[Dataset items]

===============

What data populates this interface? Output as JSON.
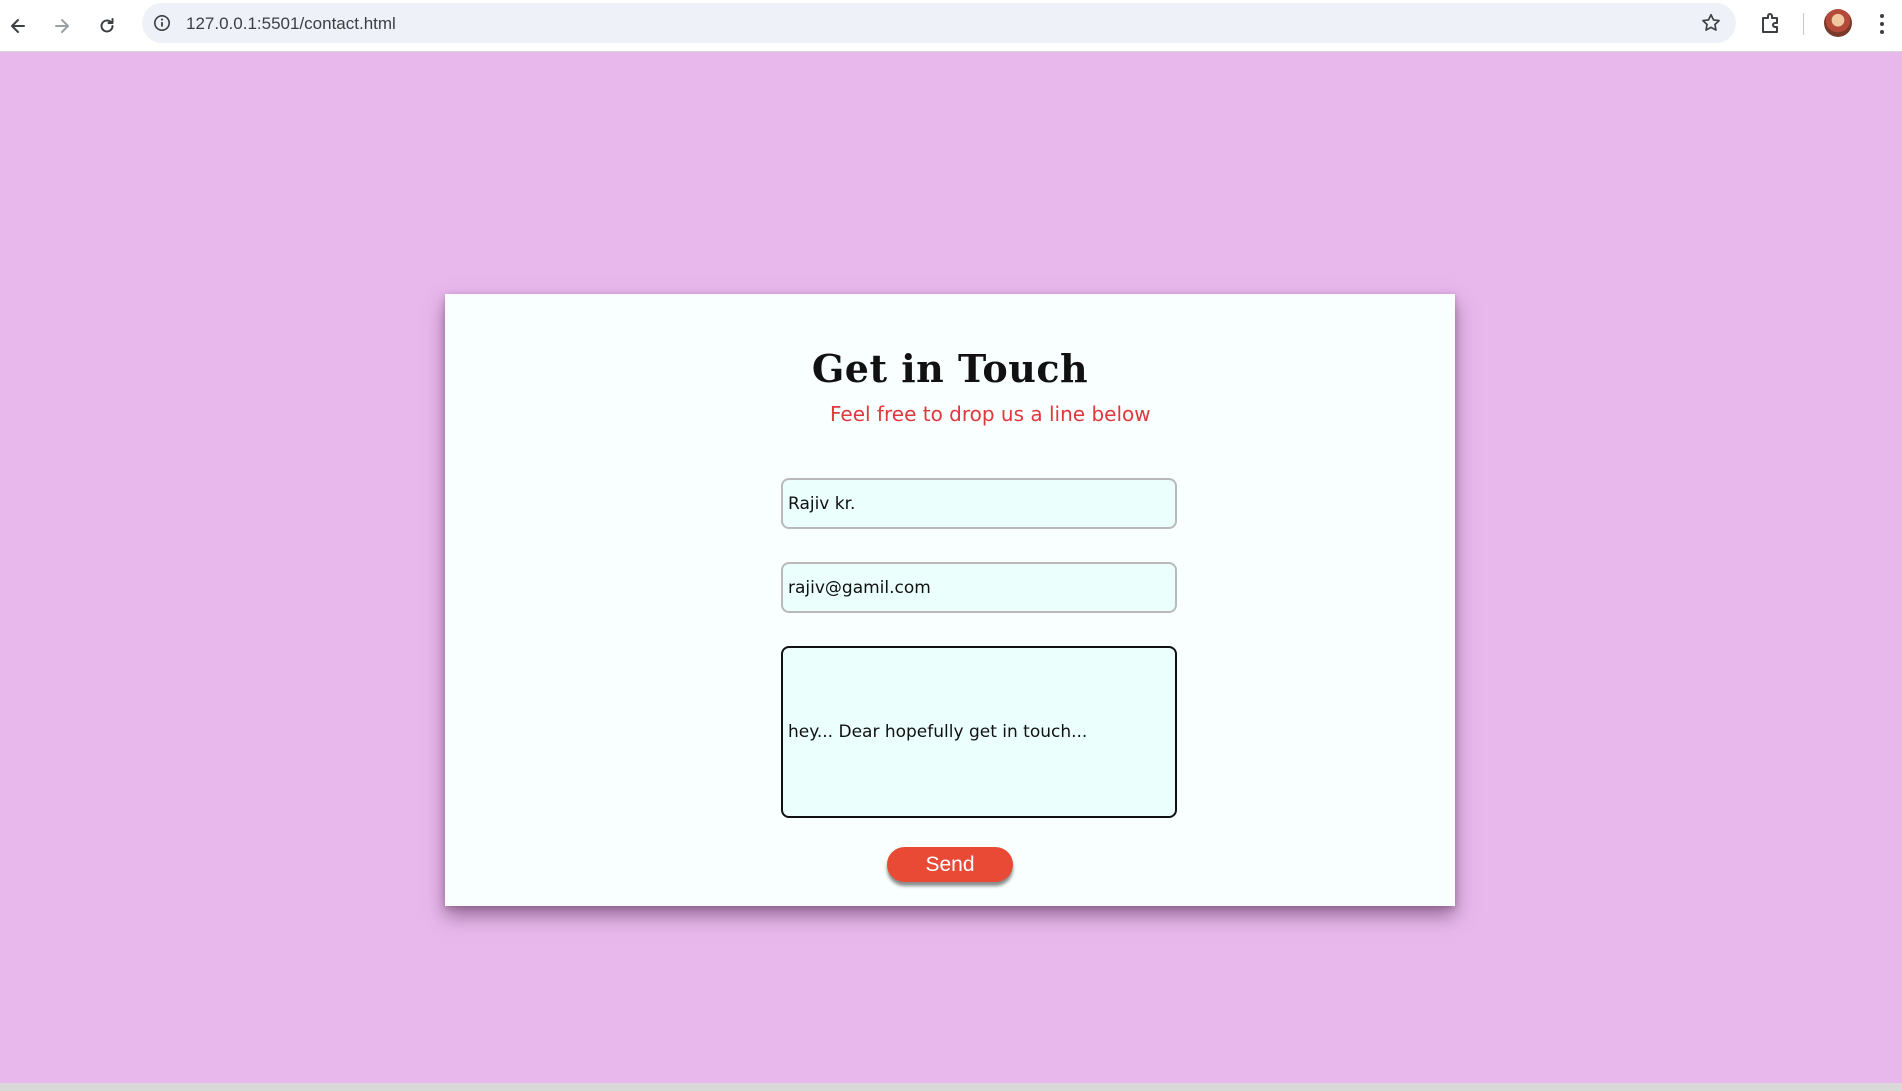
{
  "browser": {
    "url": "127.0.0.1:5501/contact.html",
    "icons": [
      "back-arrow-icon",
      "forward-arrow-icon",
      "reload-icon",
      "info-icon",
      "star-icon",
      "extensions-icon",
      "profile-avatar",
      "kebab-menu-icon"
    ]
  },
  "contact": {
    "title": "Get in Touch",
    "subtitle": "Feel free to drop us a line below",
    "name_value": "Rajiv kr.",
    "email_value": "rajiv@gamil.com",
    "message_value": "hey... Dear hopefully get in touch...",
    "send_label": "Send"
  },
  "colors": {
    "page_background": "#e8b8ec",
    "card_background": "#f8fffe",
    "subtitle": "#e0383c",
    "field_background": "#ebfffd",
    "send_button": "#e84a35"
  }
}
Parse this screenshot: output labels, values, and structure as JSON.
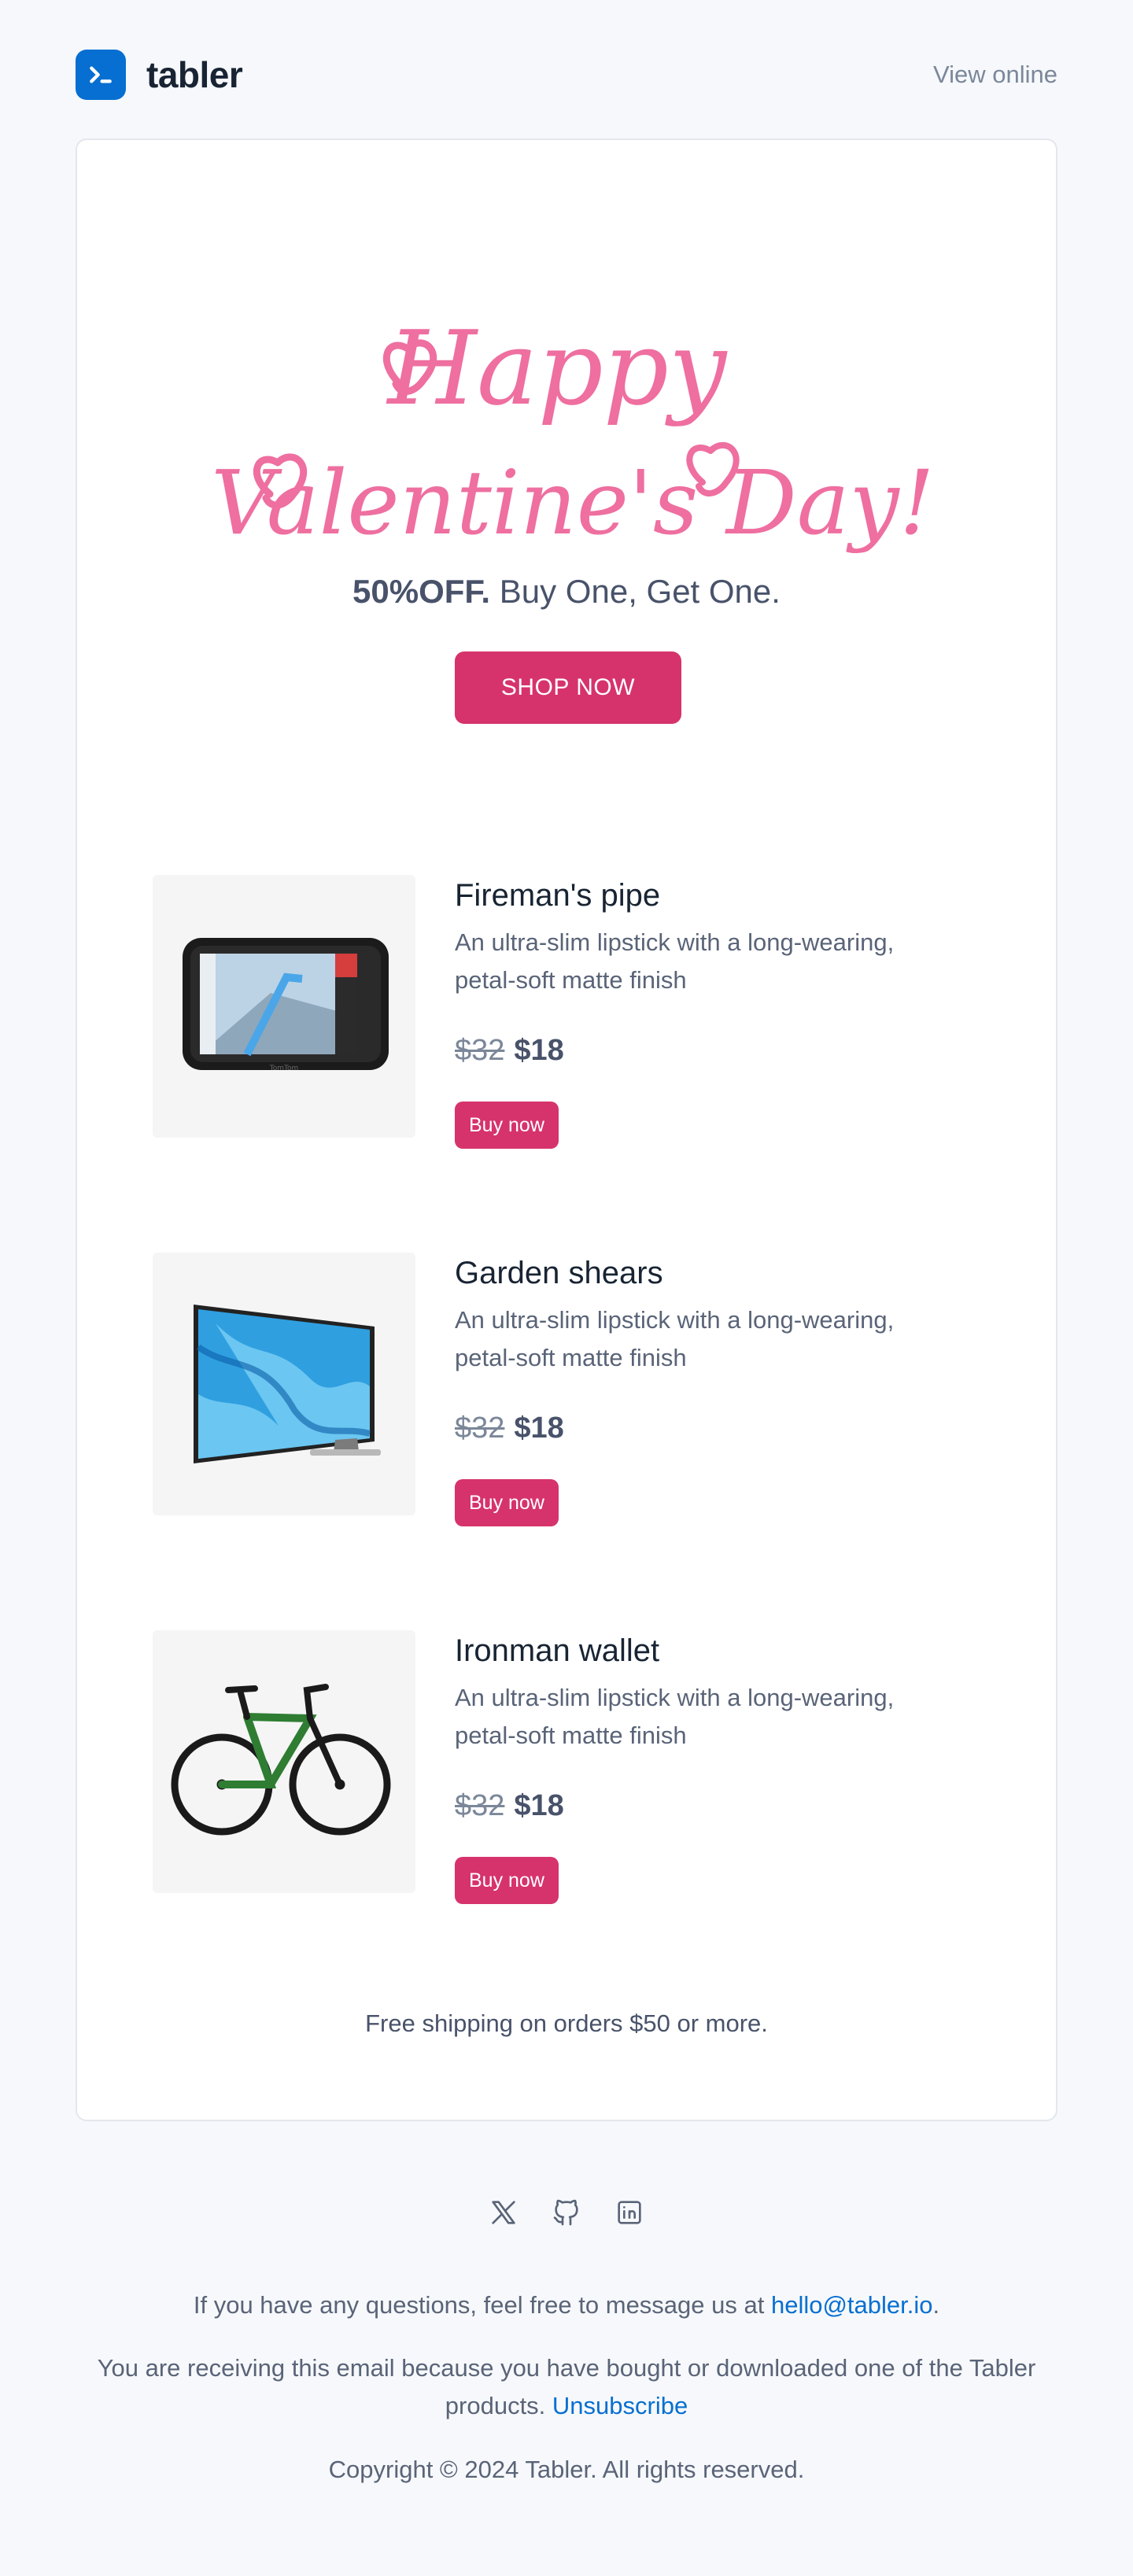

===============

> **What you should do**
Reproduce the material above verbatim; omit every picture.

> **Output for this task**
What data populates this interface? Output as JSON.
{
  "browser": {
    "url": "127.0.0.1:5501/contact.html",
    "icons": [
      "back-arrow-icon",
      "forward-arrow-icon",
      "reload-icon",
      "info-icon",
      "star-icon",
      "extensions-icon",
      "profile-avatar",
      "kebab-menu-icon"
    ]
  },
  "contact": {
    "title": "Get in Touch",
    "subtitle": "Feel free to drop us a line below",
    "name_value": "Rajiv kr.",
    "email_value": "rajiv@gamil.com",
    "message_value": "hey... Dear hopefully get in touch...",
    "send_label": "Send"
  },
  "colors": {
    "page_background": "#e8b8ec",
    "card_background": "#f8fffe",
    "subtitle": "#e0383c",
    "field_background": "#ebfffd",
    "send_button": "#e84a35"
  }
}
Parse this screenshot: output labels, values, and structure as JSON.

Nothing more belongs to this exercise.